WHAT YOU NEED TO DO: Make an exact copy of the entries below with the pictures removed.
== ENTRIES PROVIDED ==
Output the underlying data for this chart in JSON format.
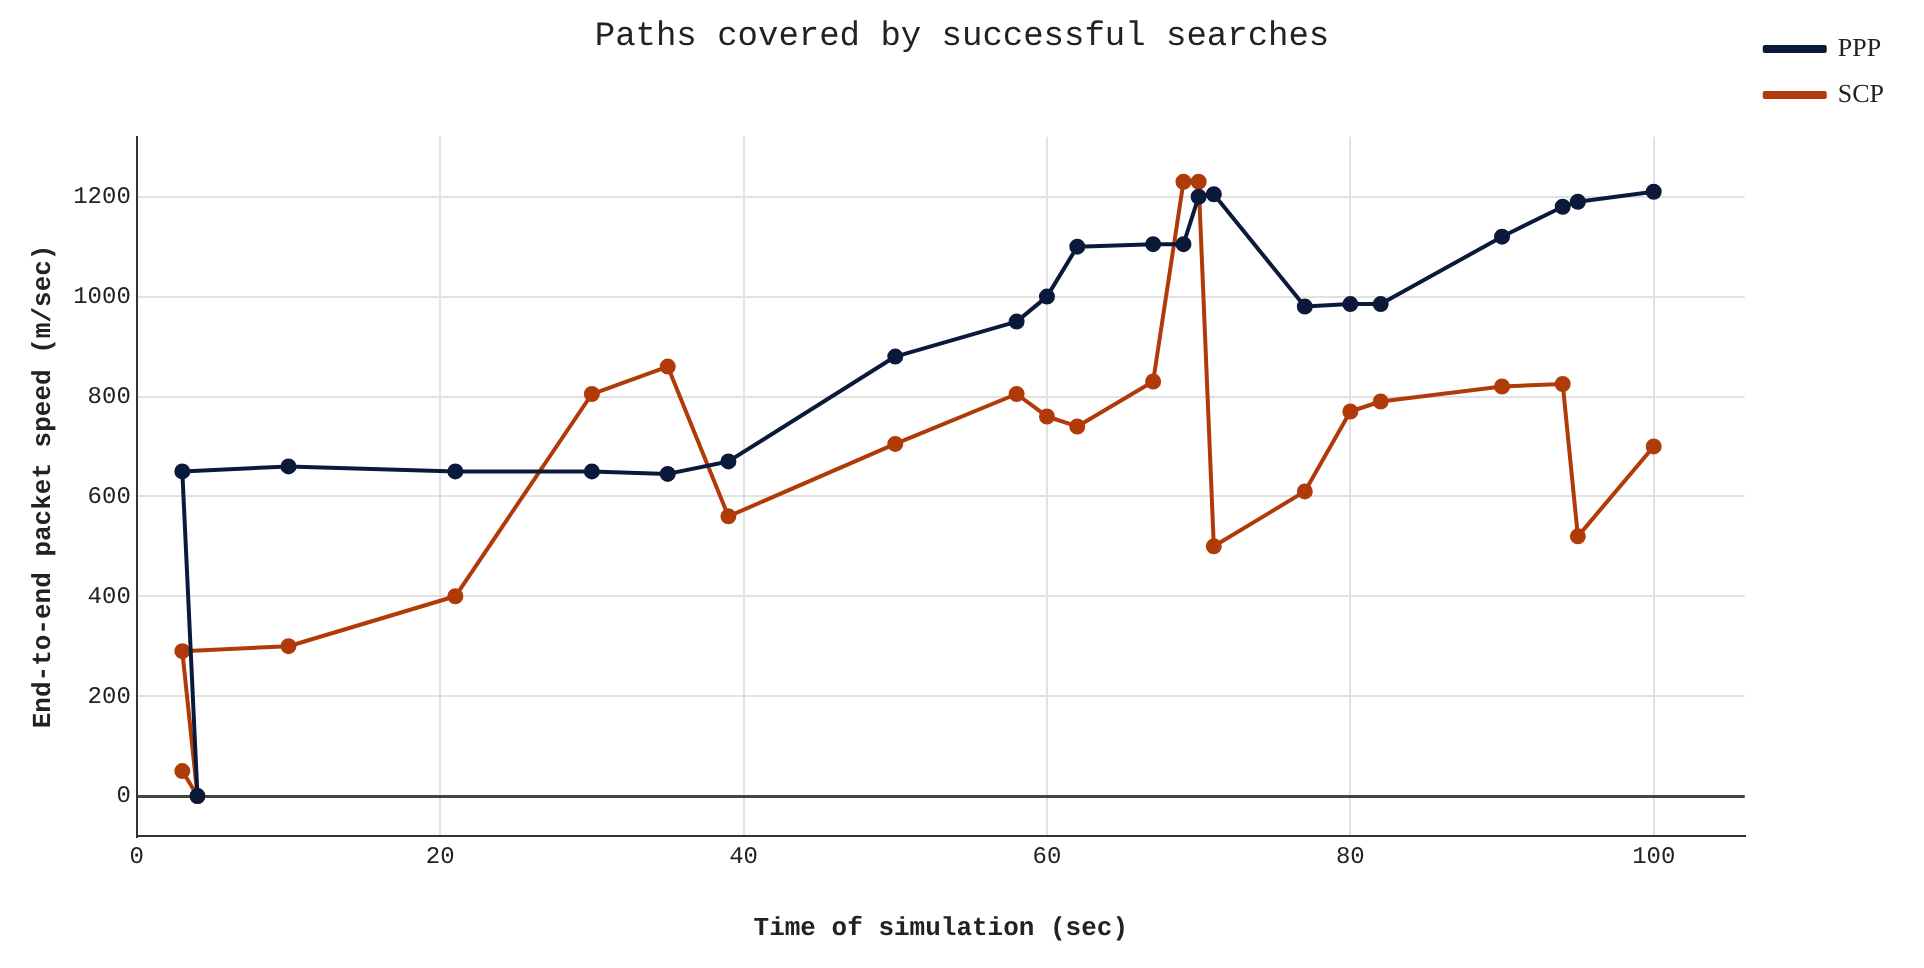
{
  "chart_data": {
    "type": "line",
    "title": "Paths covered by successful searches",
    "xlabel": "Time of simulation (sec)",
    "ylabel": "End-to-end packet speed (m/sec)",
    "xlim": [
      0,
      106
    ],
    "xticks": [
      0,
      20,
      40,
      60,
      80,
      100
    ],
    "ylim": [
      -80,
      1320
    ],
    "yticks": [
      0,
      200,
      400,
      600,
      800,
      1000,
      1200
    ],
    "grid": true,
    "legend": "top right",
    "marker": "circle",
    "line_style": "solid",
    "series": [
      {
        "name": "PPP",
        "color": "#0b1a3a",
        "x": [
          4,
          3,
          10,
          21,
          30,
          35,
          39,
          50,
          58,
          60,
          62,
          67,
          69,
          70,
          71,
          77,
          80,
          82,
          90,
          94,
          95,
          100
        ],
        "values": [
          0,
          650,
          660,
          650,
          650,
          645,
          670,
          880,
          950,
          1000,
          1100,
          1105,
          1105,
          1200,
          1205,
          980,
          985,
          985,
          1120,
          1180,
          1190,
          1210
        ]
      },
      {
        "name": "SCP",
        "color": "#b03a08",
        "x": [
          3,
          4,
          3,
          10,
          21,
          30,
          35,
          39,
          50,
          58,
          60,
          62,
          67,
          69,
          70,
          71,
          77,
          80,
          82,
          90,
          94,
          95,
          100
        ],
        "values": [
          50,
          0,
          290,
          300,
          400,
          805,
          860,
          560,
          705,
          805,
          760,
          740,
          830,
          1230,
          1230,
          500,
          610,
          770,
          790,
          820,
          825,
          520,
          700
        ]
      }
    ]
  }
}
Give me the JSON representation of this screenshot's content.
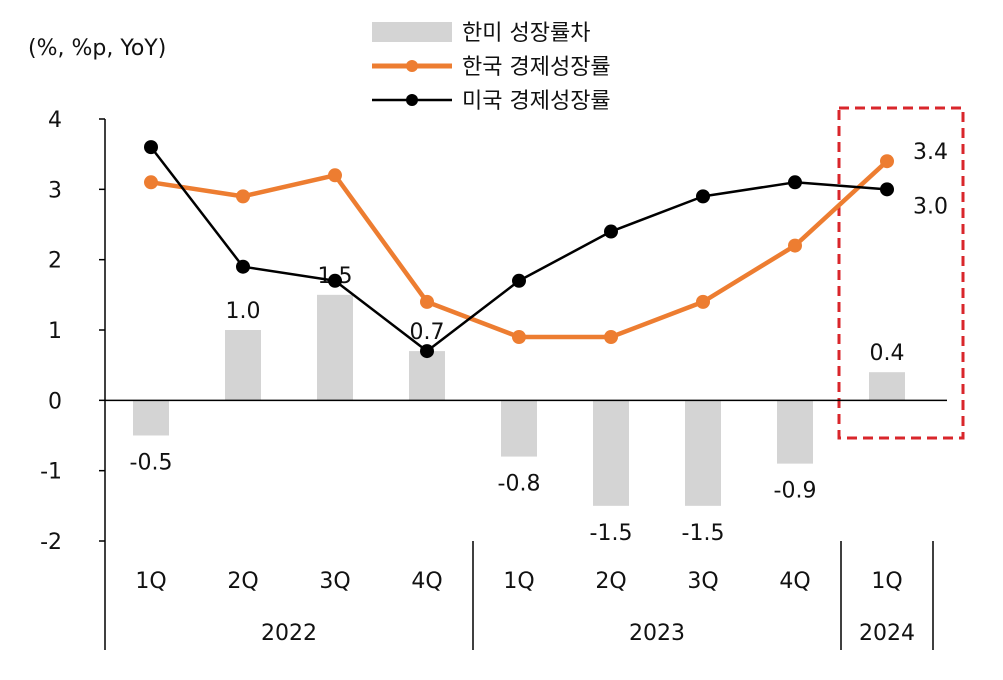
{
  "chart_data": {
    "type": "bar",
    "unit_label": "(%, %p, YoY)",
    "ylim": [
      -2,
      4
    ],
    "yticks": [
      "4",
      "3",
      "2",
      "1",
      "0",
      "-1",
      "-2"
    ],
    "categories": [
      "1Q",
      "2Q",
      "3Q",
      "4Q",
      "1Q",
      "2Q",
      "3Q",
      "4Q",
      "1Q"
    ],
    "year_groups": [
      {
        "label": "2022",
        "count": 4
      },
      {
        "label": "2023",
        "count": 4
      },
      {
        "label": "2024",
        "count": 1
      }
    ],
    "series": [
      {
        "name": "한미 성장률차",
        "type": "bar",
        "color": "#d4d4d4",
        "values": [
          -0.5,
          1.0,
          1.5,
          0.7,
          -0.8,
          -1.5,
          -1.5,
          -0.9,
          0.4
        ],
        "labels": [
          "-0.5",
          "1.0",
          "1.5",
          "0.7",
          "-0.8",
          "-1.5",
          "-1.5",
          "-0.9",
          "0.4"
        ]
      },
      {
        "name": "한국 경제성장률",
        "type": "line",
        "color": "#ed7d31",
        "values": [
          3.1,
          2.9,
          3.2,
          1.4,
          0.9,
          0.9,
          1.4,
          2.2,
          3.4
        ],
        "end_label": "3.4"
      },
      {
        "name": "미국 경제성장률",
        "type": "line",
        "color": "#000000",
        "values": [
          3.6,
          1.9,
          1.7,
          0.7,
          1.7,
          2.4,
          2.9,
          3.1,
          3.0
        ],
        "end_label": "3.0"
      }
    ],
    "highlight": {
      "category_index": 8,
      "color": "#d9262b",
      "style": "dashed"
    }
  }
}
===
EXERCISE SOLUTION:
Output the underlying data for this chart in JSON format.
{
  "chart_data": {
    "type": "line",
    "title": "Paths covered by successful searches",
    "xlabel": "Time of simulation (sec)",
    "ylabel": "End-to-end packet speed (m/sec)",
    "xlim": [
      0,
      106
    ],
    "xticks": [
      0,
      20,
      40,
      60,
      80,
      100
    ],
    "ylim": [
      -80,
      1320
    ],
    "yticks": [
      0,
      200,
      400,
      600,
      800,
      1000,
      1200
    ],
    "grid": true,
    "legend": "top right",
    "marker": "circle",
    "line_style": "solid",
    "series": [
      {
        "name": "PPP",
        "color": "#0b1a3a",
        "x": [
          4,
          3,
          10,
          21,
          30,
          35,
          39,
          50,
          58,
          60,
          62,
          67,
          69,
          70,
          71,
          77,
          80,
          82,
          90,
          94,
          95,
          100
        ],
        "values": [
          0,
          650,
          660,
          650,
          650,
          645,
          670,
          880,
          950,
          1000,
          1100,
          1105,
          1105,
          1200,
          1205,
          980,
          985,
          985,
          1120,
          1180,
          1190,
          1210
        ]
      },
      {
        "name": "SCP",
        "color": "#b03a08",
        "x": [
          3,
          4,
          3,
          10,
          21,
          30,
          35,
          39,
          50,
          58,
          60,
          62,
          67,
          69,
          70,
          71,
          77,
          80,
          82,
          90,
          94,
          95,
          100
        ],
        "values": [
          50,
          0,
          290,
          300,
          400,
          805,
          860,
          560,
          705,
          805,
          760,
          740,
          830,
          1230,
          1230,
          500,
          610,
          770,
          790,
          820,
          825,
          520,
          700
        ]
      }
    ]
  }
}
Give me the JSON representation of this screenshot's content.
{
  "chart_data": {
    "type": "bar",
    "unit_label": "(%, %p, YoY)",
    "ylim": [
      -2,
      4
    ],
    "yticks": [
      "4",
      "3",
      "2",
      "1",
      "0",
      "-1",
      "-2"
    ],
    "categories": [
      "1Q",
      "2Q",
      "3Q",
      "4Q",
      "1Q",
      "2Q",
      "3Q",
      "4Q",
      "1Q"
    ],
    "year_groups": [
      {
        "label": "2022",
        "count": 4
      },
      {
        "label": "2023",
        "count": 4
      },
      {
        "label": "2024",
        "count": 1
      }
    ],
    "series": [
      {
        "name": "한미 성장률차",
        "type": "bar",
        "color": "#d4d4d4",
        "values": [
          -0.5,
          1.0,
          1.5,
          0.7,
          -0.8,
          -1.5,
          -1.5,
          -0.9,
          0.4
        ],
        "labels": [
          "-0.5",
          "1.0",
          "1.5",
          "0.7",
          "-0.8",
          "-1.5",
          "-1.5",
          "-0.9",
          "0.4"
        ]
      },
      {
        "name": "한국 경제성장률",
        "type": "line",
        "color": "#ed7d31",
        "values": [
          3.1,
          2.9,
          3.2,
          1.4,
          0.9,
          0.9,
          1.4,
          2.2,
          3.4
        ],
        "end_label": "3.4"
      },
      {
        "name": "미국 경제성장률",
        "type": "line",
        "color": "#000000",
        "values": [
          3.6,
          1.9,
          1.7,
          0.7,
          1.7,
          2.4,
          2.9,
          3.1,
          3.0
        ],
        "end_label": "3.0"
      }
    ],
    "highlight": {
      "category_index": 8,
      "color": "#d9262b",
      "style": "dashed"
    }
  }
}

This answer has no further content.